Identify each line containing the word "selected" and copy it.

Records contained in a dataset:
--- begin ---

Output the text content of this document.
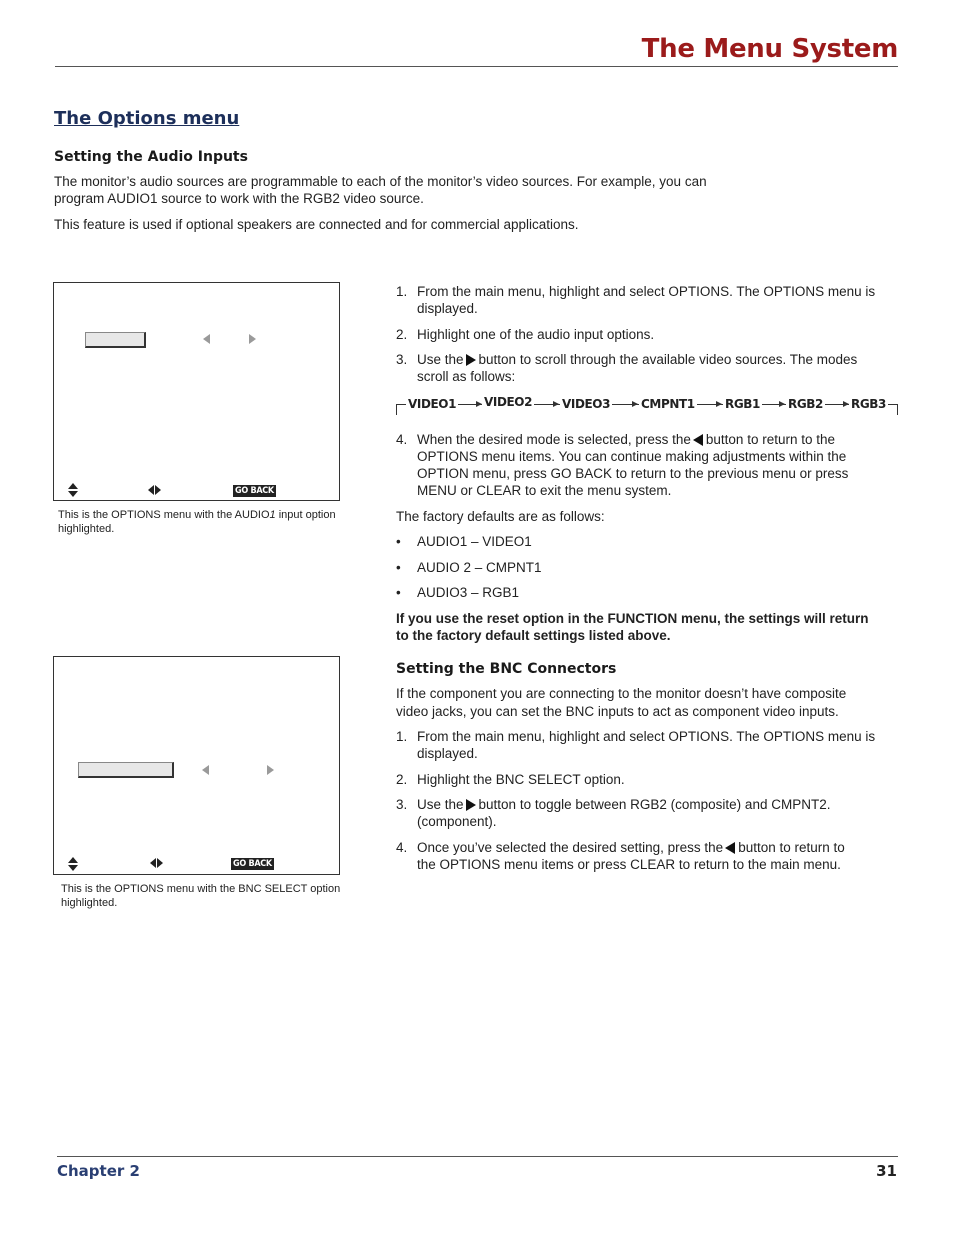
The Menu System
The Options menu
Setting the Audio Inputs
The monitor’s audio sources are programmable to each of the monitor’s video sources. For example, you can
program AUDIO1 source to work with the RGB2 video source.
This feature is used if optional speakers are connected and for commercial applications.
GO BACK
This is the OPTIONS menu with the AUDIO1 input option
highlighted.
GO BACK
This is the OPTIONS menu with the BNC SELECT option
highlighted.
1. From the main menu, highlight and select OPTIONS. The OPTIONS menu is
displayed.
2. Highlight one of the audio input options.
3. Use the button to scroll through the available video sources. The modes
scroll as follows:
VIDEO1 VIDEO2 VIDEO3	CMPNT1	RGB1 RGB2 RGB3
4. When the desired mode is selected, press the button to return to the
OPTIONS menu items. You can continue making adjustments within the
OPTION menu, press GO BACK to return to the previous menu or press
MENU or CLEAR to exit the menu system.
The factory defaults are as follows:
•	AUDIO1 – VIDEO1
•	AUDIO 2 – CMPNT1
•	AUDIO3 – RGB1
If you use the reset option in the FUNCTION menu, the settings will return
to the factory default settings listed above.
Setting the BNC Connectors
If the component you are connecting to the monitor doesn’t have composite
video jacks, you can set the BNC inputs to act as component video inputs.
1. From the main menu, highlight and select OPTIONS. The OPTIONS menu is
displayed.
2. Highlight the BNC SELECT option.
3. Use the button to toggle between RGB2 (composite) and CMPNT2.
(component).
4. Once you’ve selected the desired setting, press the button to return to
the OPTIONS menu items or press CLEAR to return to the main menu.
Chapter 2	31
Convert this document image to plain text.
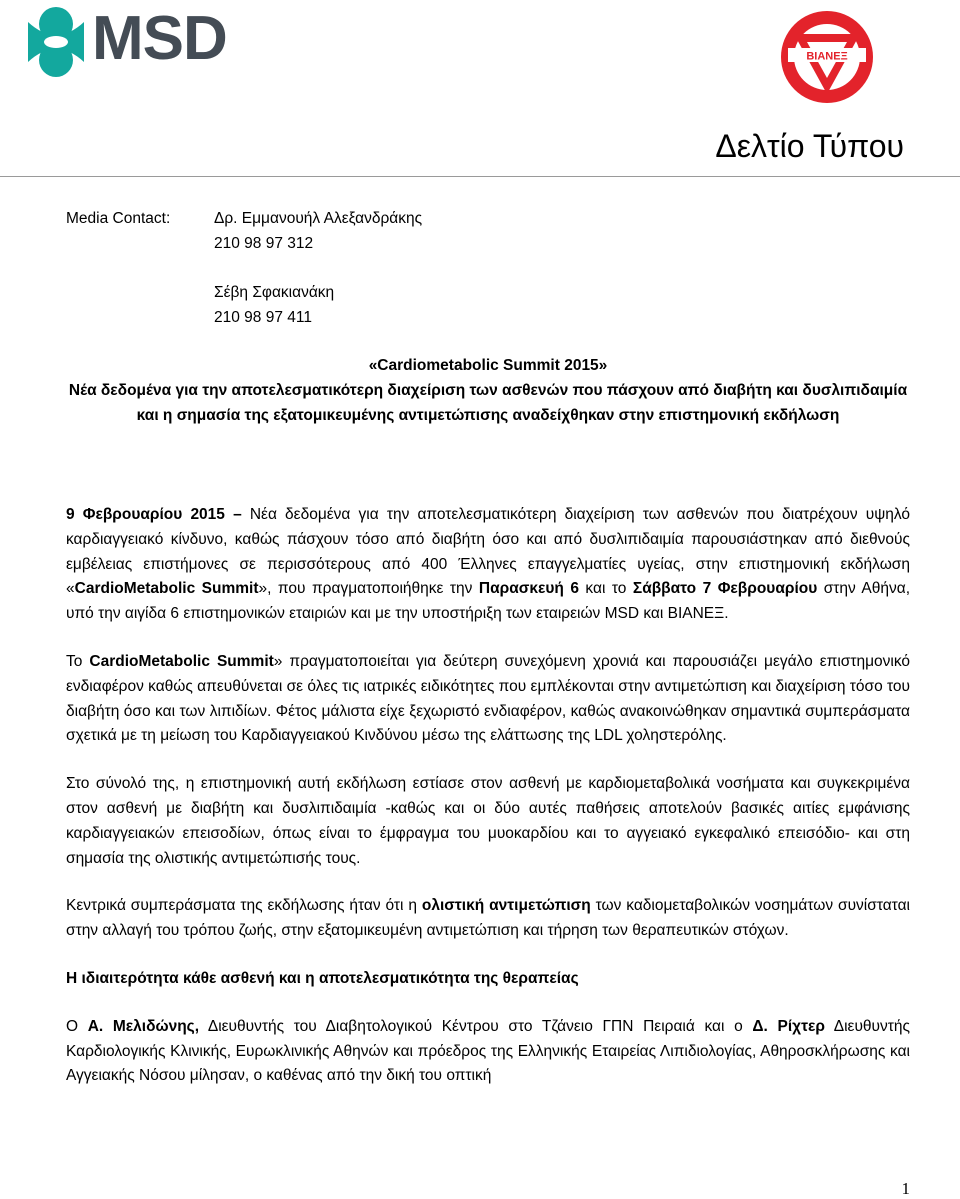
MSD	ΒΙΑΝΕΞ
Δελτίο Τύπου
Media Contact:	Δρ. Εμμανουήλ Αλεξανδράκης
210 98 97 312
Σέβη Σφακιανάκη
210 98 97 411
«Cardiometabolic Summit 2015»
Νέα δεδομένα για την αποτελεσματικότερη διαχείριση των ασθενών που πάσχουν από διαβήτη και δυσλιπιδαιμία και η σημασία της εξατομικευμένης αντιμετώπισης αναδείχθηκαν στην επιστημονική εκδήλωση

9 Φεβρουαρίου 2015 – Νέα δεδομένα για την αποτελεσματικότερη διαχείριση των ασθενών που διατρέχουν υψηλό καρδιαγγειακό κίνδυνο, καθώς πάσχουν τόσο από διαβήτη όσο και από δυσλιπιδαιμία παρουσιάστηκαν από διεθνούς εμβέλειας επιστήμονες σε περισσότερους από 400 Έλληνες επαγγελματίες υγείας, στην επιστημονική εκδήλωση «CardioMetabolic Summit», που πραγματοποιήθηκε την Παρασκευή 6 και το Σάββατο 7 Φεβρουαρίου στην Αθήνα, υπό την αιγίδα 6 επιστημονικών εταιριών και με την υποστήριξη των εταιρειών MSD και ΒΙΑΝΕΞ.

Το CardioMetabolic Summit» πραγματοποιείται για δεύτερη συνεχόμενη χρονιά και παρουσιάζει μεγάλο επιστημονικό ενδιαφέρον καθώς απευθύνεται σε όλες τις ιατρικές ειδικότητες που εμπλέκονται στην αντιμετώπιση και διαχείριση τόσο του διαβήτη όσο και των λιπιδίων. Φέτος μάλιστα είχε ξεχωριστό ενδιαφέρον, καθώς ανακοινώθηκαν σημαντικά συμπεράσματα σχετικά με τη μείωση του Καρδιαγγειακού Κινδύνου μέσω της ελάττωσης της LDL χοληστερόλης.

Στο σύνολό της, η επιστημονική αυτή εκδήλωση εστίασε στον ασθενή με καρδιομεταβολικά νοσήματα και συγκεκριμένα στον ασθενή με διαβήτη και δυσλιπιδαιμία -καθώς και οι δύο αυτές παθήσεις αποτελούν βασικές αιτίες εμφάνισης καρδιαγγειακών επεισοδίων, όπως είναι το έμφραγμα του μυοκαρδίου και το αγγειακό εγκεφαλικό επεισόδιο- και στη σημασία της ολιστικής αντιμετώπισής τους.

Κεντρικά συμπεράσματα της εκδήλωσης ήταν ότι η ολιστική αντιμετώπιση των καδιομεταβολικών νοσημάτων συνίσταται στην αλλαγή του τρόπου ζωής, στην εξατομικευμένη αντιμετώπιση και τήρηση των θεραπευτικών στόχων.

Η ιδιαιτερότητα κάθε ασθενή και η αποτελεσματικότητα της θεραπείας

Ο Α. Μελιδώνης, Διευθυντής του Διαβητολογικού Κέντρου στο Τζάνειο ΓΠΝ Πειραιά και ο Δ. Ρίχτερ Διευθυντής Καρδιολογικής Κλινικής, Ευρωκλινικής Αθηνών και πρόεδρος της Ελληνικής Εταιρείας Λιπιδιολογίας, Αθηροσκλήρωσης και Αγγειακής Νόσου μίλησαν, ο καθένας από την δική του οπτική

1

--- end ---
--- begin ---

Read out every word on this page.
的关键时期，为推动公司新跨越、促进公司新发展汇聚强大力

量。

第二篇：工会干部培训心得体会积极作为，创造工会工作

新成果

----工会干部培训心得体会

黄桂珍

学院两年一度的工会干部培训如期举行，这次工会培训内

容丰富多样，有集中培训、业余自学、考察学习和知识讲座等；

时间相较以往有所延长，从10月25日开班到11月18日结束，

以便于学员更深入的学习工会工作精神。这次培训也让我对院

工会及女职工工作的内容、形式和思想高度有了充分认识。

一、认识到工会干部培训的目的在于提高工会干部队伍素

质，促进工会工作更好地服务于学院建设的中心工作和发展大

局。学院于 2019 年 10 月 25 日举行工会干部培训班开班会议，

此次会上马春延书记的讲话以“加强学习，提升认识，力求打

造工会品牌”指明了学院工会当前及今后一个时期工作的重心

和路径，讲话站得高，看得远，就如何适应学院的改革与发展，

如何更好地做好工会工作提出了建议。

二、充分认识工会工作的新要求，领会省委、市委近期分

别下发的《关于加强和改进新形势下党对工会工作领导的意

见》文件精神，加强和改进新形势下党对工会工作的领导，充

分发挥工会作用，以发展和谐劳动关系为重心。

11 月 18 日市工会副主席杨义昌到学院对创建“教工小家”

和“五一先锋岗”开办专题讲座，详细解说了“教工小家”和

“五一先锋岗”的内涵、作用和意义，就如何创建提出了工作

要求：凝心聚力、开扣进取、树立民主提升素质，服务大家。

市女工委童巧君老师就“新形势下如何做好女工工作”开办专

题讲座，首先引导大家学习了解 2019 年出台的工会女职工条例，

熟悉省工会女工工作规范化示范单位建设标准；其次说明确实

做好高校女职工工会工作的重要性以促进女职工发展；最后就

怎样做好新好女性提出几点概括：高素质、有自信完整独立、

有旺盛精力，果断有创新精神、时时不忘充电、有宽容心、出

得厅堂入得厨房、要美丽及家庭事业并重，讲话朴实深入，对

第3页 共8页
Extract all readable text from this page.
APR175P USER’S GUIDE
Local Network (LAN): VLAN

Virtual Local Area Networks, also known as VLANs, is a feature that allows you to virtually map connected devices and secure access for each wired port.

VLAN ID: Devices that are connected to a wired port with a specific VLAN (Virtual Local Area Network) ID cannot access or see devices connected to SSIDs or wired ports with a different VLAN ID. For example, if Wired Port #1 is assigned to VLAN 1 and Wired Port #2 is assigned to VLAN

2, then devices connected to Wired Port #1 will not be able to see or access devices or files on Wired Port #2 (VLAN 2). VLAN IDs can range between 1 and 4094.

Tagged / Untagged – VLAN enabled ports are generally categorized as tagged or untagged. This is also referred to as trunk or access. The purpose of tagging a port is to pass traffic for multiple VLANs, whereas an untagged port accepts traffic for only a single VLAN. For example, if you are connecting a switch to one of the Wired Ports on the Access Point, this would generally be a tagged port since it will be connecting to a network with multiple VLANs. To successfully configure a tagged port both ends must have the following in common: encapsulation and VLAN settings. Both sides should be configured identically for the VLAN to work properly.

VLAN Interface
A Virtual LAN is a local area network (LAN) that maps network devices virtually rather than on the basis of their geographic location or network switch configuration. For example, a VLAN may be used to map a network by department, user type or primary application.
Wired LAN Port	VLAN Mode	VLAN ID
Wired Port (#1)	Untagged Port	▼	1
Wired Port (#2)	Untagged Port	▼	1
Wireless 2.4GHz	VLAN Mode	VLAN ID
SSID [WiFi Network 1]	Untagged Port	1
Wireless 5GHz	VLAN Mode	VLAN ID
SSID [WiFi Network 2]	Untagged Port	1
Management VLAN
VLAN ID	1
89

--- end ---

RESULT:
4. When the desired mode is selected, press the button to return to the
4. Once you’ve selected the desired setting, press the button to return to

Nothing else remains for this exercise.